## Excerpt provided
>> Start

Chapter 4. Indexing Data

In this chapter, we're going to explore ways to get data into Solr. The process of doing this is referred to as indexing, although the term importing is also used.

This chapter is structured as follows:

  • Communicating with Solr
  • Sending data using Solr's Update-XML, JSON, and CSV formats
  • Commit, optimize, and rollback the transaction log
  • Atomic updates and optimistic concurrency
  • Importing content from a database or XML using Solr's DataImportHandler (DIH)
  • Extracting text from rich documents through Solr's ExtractingRequestHandler (also known as Solr Cell)
  • Post-processing documents with UpdateRequestProcessors

You will also find some related options in Chapter 9, Integrating Solr, that have to do with language bindings and framework integration, including a web crawler. Most use Solr's Update-XML format.

Tip

In a hurry?

There are many approaches to indexing, and you don't need to be well versed in all of them. The section on commit and optimize is important for everyone because it is universal. If you plan to use a Solr integration framework that handles indexing data, such as Sunspot for Ruby on Rails, then you can follow the documentation for that framework and skip this chapter for now. Otherwise, the DataImportHandler will likely satisfy your needs.

>> End

## Short problem 1
In the Solr indexing chapter introduction, what other term is used for indexing?
## Short problem 2
Resume the Solr indexing chapter introduction from its last sentence, carrying it forward in the same style.

## Dataset extract
>> Start

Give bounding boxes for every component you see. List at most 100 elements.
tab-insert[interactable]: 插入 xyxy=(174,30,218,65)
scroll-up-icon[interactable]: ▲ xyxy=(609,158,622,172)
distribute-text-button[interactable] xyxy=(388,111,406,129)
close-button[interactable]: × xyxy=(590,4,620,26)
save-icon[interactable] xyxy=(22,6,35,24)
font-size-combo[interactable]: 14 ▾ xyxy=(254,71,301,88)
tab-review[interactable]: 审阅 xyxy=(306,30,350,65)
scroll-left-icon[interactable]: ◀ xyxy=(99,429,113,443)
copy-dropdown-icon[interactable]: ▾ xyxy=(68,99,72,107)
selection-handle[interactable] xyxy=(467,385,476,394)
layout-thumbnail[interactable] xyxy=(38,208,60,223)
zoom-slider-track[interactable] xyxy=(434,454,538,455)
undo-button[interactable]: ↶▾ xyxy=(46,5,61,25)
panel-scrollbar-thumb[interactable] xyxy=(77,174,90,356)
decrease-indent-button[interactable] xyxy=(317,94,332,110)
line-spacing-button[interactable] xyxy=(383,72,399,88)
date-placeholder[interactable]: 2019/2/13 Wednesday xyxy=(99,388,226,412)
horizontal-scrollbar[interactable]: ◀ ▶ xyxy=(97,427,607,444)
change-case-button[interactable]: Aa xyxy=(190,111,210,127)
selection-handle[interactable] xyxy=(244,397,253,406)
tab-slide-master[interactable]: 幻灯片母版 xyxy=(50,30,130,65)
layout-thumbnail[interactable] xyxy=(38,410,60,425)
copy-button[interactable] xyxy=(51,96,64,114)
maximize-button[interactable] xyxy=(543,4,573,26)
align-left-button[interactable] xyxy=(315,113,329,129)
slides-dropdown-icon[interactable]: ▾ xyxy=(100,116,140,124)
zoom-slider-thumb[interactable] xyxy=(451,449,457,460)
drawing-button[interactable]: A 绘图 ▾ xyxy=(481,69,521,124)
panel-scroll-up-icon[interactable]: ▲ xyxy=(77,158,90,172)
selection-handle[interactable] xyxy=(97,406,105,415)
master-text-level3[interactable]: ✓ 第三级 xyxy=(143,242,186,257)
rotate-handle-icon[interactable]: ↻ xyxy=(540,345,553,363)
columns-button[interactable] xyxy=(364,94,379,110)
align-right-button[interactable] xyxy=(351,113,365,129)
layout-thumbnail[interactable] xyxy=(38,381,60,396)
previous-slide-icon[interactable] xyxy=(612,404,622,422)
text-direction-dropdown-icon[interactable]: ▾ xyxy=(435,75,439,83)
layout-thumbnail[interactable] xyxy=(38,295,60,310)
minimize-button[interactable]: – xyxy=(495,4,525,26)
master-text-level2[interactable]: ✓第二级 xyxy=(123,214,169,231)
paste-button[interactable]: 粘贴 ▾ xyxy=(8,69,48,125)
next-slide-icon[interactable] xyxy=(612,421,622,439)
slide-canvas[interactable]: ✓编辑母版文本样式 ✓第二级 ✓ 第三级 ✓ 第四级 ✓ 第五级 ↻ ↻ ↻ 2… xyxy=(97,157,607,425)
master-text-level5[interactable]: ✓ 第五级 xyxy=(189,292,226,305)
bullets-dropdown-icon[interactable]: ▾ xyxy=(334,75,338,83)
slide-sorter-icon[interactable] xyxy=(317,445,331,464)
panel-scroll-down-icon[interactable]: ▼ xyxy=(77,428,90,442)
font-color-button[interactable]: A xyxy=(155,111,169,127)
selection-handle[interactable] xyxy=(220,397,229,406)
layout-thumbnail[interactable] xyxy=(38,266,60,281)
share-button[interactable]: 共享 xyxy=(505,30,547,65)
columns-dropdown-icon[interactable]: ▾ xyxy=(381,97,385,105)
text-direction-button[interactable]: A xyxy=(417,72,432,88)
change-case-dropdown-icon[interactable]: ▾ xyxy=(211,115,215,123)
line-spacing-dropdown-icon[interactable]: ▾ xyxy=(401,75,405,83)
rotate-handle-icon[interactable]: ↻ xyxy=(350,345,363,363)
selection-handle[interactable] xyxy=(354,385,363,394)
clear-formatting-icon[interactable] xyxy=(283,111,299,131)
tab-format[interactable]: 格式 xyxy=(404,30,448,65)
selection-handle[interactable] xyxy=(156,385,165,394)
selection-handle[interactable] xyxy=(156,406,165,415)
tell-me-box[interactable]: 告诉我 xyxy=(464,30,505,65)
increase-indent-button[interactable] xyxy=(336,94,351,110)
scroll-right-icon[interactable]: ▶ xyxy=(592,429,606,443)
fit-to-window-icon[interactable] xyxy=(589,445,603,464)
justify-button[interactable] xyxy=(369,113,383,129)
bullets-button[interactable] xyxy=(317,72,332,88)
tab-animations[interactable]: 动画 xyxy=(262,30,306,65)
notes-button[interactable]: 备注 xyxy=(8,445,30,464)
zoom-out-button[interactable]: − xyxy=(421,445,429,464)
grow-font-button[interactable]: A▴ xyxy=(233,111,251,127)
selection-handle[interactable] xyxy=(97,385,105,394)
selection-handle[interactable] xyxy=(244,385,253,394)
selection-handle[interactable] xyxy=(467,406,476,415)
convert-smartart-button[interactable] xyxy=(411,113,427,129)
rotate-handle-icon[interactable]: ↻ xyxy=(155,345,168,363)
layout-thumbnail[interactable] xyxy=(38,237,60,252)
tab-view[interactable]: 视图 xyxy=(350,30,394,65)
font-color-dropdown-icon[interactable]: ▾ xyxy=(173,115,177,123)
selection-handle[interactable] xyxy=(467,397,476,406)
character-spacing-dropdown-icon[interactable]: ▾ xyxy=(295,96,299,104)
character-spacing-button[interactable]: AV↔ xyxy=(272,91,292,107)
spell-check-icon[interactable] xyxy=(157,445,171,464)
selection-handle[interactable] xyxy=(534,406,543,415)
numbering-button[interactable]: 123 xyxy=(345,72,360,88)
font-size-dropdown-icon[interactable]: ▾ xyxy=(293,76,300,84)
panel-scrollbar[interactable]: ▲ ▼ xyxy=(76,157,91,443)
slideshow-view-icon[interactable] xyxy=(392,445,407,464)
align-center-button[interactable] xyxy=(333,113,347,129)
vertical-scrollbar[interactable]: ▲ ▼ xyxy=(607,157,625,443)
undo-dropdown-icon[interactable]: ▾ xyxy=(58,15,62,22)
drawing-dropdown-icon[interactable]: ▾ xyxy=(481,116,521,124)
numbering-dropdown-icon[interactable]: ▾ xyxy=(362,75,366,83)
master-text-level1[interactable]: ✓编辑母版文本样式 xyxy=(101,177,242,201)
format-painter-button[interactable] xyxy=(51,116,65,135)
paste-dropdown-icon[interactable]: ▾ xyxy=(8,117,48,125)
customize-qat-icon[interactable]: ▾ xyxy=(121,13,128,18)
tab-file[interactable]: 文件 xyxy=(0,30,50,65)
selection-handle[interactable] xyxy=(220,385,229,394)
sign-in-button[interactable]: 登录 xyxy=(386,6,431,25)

>> End

## Written answer 1
Importing.

## Written answer 2
Communicating with Solr

There are quite a few options when it comes to importing data into Solr. In this section, we'll examine a few of those, and then follow up with interaction examples. Details on specific formats, such as Solr's Update-XML, will come later.

The following diagram represents the high-level workflow of the indexing process in Solr. In addition to the predefined importing mechanisms, you can also build custom import handlers. Before generating the index, Solr uses the field definitions and other configurations from schema.xml and solrconfig.xml to process the data for each field.

Communicating with Solr

Using direct HTTP or a convenient client API

Most applications interact with Solr over HTTP. This can either be done using a typical HTTP client, or indirectly via a Solr integration API such as SolrJ or Sunspot. Such APIs are discussed in Chapter 9, Integrating Solr.

Note

Another option is to embed Solr into your Java application instead of running it as a server. The SolrJ API is conveniently used for both remote and embedded use. More information about SolrJ and Embedded Solr can be found in Chapter 9, Integrating Solr.

Pushing data to Solr or have Solr pull it

Even though an application will be communicating with Solr over HTTP, it does not have to include the documents to be indexed in the request. Solr supports what it calls remote streaming in which it's given a URL to the data. It might be an HTTP URL, but it's more likely to be a filesystem-based URL, applicable when the data is already on Solr's machine or a locally accessible filesystem. This option avoids the overhead of sending documents over HTTP. Another way to ask Solr to pull data is to use the DataImportHandler (DIH), which can pull data from a database and other sources. The DIH offers an extensible framework that can be adapted to custom data sources.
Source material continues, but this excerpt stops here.